**INFORMATION GIVEN:**
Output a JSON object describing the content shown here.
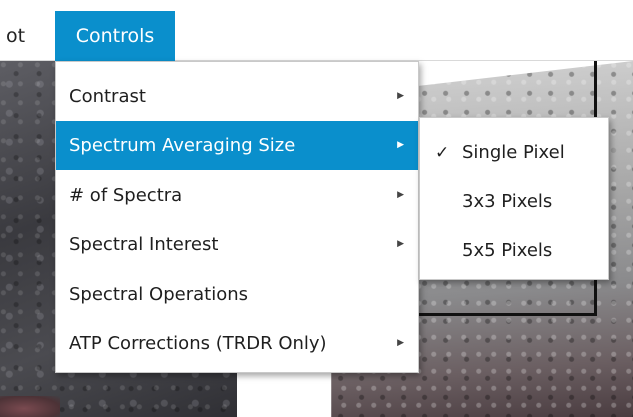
{
  "menubar": {
    "partial_item": "ot",
    "active_item": "Controls"
  },
  "controls_menu": {
    "items": [
      {
        "label": "Contrast",
        "has_submenu": true,
        "highlighted": false
      },
      {
        "label": "Spectrum Averaging Size",
        "has_submenu": true,
        "highlighted": true
      },
      {
        "label": "# of Spectra",
        "has_submenu": true,
        "highlighted": false
      },
      {
        "label": "Spectral Interest",
        "has_submenu": true,
        "highlighted": false
      },
      {
        "label": "Spectral Operations",
        "has_submenu": false,
        "highlighted": false
      },
      {
        "label": "ATP Corrections (TRDR Only)",
        "has_submenu": true,
        "highlighted": false
      }
    ],
    "submenu_arrow_icon": "chevron-right-icon"
  },
  "averaging_submenu": {
    "items": [
      {
        "label": "Single Pixel",
        "checked": true
      },
      {
        "label": "3x3 Pixels",
        "checked": false
      },
      {
        "label": "5x5 Pixels",
        "checked": false
      }
    ],
    "check_icon": "checkmark-icon",
    "check_glyph": "✓"
  },
  "colors": {
    "accent": "#0a8fcc",
    "menu_background": "#ffffff",
    "menu_text": "#1f1f1f"
  }
}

**REQUIREMENT:** Pick out each line containing the string "label" and copy it.

**CORRECT RESPONSE:**
        "label": "Contrast",
        "label": "Spectrum Averaging Size",
        "label": "# of Spectra",
        "label": "Spectral Interest",
        "label": "Spectral Operations",
        "label": "ATP Corrections (TRDR Only)",
        "label": "Single Pixel",
        "label": "3x3 Pixels",
        "label": "5x5 Pixels",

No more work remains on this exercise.